Stored entries
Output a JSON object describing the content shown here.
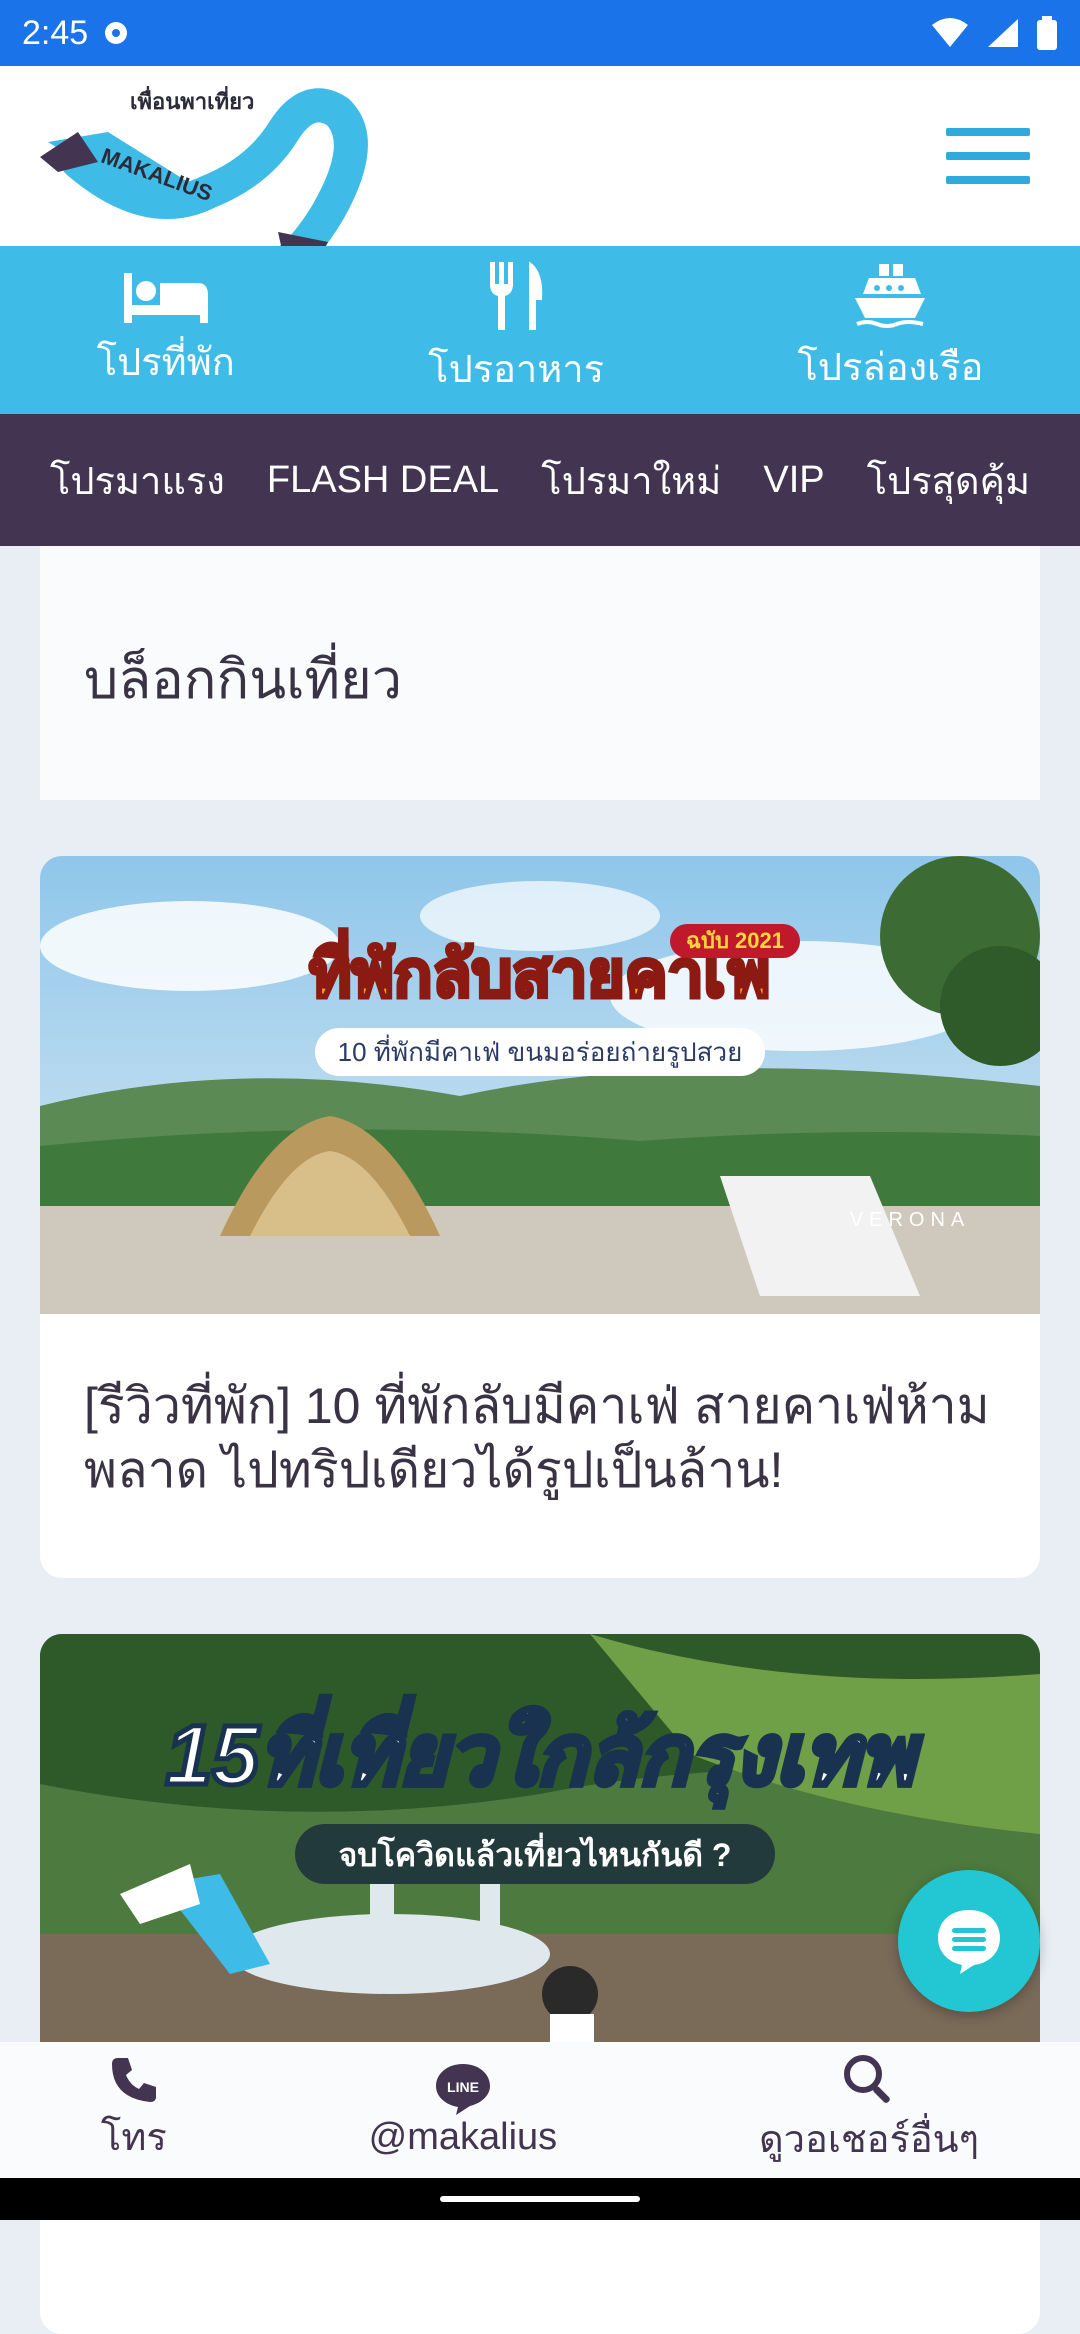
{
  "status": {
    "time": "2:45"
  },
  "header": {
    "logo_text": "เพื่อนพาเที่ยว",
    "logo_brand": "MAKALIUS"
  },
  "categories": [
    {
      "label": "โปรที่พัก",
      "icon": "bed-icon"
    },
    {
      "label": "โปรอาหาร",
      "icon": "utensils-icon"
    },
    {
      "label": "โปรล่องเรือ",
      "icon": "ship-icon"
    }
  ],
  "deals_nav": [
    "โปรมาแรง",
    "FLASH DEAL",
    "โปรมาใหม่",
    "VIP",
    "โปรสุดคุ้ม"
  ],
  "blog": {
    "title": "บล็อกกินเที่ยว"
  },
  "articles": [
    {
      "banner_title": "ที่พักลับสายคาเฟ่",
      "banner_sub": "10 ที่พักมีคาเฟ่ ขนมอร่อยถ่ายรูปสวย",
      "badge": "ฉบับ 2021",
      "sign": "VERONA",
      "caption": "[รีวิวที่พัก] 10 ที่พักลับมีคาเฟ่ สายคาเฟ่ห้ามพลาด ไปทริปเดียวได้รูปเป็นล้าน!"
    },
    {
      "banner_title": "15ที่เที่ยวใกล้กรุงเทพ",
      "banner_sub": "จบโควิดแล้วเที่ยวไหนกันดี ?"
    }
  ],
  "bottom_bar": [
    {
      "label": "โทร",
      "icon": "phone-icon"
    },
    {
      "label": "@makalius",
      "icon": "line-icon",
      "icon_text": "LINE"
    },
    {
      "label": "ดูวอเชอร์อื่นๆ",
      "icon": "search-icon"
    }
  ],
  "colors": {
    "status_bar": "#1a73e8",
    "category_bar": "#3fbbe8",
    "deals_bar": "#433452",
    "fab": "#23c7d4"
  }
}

--

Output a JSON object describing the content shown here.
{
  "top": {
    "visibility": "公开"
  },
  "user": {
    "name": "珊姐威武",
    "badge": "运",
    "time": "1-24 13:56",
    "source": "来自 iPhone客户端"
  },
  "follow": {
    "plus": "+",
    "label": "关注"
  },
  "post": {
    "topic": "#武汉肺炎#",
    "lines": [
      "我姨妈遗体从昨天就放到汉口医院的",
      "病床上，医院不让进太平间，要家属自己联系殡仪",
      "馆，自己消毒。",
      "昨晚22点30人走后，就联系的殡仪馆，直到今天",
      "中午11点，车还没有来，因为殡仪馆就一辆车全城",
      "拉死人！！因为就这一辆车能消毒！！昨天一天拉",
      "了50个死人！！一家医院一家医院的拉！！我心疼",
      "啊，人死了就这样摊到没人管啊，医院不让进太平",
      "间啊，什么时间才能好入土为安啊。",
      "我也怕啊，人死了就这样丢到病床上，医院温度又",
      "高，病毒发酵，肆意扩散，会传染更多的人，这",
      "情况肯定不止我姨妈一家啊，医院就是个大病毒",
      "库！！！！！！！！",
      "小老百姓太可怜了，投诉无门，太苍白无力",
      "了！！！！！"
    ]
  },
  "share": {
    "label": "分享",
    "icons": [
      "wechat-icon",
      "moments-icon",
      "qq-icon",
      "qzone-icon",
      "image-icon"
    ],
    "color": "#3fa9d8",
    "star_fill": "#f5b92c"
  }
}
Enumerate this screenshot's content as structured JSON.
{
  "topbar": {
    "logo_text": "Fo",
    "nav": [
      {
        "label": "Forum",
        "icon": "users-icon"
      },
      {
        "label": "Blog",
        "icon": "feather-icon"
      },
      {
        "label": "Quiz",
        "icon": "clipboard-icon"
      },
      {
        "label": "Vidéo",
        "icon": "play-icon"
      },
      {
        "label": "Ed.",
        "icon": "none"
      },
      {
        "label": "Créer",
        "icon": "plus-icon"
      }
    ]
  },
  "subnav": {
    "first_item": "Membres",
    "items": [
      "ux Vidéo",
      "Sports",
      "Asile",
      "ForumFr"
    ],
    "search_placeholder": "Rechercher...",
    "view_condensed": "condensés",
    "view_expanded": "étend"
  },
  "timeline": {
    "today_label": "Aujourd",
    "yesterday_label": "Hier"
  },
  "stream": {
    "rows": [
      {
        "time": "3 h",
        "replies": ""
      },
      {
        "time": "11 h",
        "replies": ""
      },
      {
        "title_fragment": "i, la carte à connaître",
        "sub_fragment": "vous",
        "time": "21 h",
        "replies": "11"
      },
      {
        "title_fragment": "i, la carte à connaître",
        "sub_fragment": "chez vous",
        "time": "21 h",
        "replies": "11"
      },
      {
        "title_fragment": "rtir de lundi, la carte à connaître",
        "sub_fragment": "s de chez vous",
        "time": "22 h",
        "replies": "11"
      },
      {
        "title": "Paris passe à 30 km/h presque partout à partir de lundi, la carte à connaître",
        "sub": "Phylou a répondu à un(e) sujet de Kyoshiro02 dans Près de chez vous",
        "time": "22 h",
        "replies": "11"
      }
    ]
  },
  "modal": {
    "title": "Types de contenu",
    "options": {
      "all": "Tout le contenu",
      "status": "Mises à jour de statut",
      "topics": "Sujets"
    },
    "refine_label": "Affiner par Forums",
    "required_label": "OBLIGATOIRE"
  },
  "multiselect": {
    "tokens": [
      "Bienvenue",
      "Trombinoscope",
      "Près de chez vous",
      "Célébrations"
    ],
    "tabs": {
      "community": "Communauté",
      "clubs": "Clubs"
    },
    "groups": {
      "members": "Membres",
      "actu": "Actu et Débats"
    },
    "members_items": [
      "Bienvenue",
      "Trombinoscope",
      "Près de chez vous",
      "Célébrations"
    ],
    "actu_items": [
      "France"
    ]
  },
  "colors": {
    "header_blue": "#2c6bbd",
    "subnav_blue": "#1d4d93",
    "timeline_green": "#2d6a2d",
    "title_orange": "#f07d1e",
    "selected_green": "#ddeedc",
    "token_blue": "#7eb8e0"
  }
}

...

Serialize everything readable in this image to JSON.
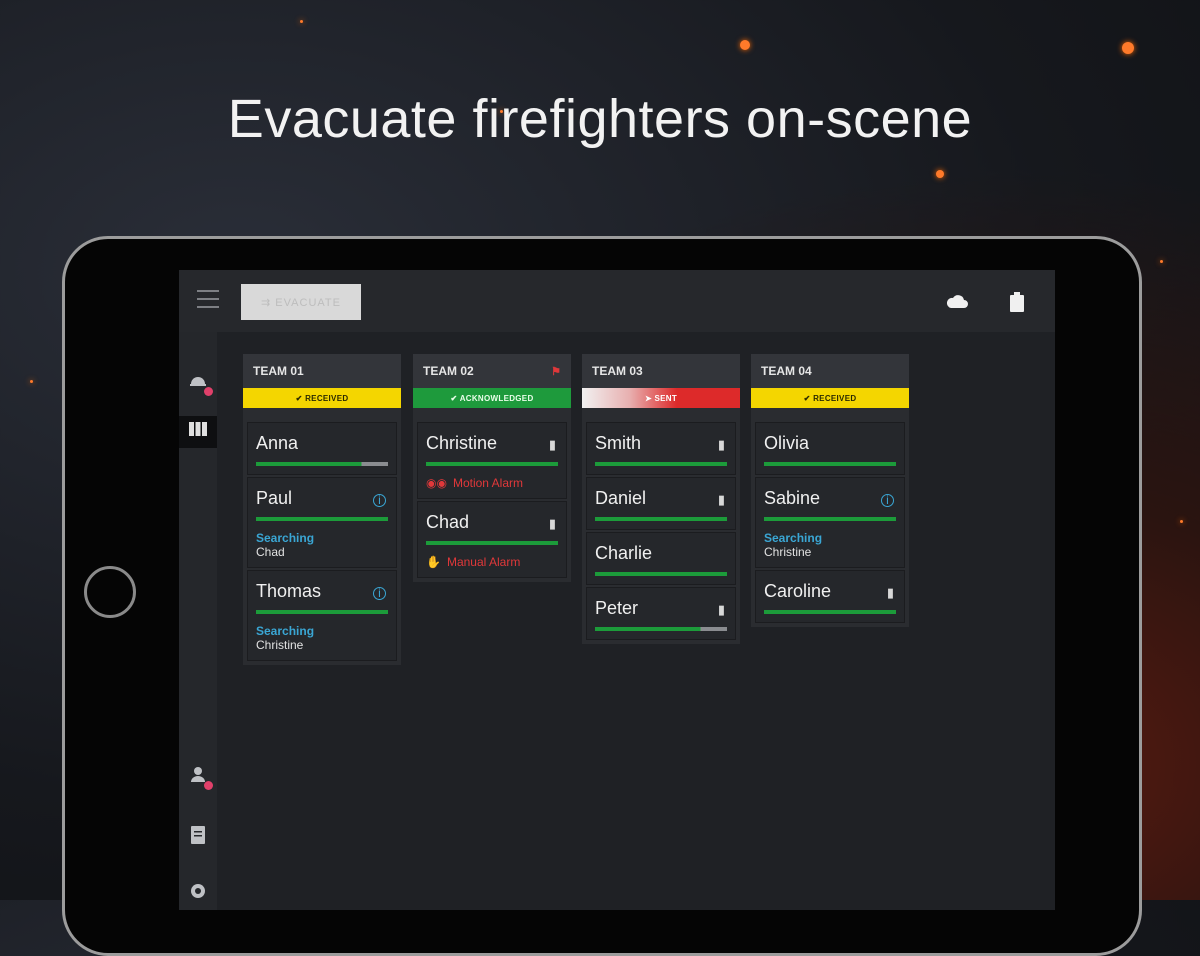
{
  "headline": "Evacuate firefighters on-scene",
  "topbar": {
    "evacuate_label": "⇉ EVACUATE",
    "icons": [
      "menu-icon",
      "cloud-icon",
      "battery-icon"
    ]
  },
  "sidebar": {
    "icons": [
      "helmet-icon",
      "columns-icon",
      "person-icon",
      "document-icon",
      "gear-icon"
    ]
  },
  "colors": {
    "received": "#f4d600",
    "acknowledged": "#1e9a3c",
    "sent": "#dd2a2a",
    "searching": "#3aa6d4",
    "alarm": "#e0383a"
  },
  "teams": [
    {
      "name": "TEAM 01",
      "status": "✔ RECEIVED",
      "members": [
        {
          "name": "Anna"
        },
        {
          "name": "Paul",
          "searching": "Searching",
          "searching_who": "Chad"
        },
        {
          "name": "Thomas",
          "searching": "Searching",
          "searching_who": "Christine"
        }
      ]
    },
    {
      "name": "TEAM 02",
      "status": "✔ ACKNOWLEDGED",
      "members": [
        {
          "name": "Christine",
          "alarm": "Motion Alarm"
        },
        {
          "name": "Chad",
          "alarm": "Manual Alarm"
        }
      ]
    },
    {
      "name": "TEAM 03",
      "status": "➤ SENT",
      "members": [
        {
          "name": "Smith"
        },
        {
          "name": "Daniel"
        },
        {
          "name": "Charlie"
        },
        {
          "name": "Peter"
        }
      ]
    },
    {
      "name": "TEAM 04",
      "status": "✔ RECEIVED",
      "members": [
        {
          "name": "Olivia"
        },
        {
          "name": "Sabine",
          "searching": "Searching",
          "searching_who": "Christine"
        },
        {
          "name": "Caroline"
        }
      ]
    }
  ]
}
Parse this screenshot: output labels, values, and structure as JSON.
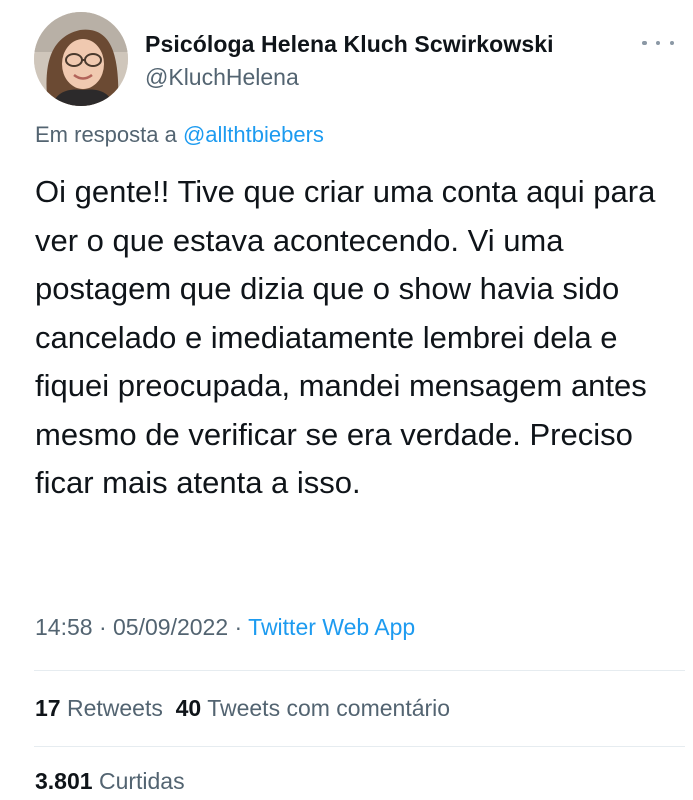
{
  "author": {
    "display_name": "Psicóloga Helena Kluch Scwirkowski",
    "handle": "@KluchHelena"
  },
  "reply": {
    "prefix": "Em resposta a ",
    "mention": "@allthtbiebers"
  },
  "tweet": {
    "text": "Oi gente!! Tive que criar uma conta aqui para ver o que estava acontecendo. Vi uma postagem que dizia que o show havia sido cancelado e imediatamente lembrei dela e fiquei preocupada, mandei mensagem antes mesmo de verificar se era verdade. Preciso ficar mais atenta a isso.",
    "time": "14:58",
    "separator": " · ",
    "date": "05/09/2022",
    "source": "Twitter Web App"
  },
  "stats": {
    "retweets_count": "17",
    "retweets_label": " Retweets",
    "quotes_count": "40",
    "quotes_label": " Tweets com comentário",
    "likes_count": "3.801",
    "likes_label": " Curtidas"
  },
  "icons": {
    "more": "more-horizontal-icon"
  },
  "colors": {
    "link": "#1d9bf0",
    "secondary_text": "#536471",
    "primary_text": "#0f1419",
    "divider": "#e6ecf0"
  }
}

**OBJECTIVE**
Ascertain the number of lines in the entries that include the word "Membres", and report only that number.

**SOLUTION TO THIS EXERCISE**
2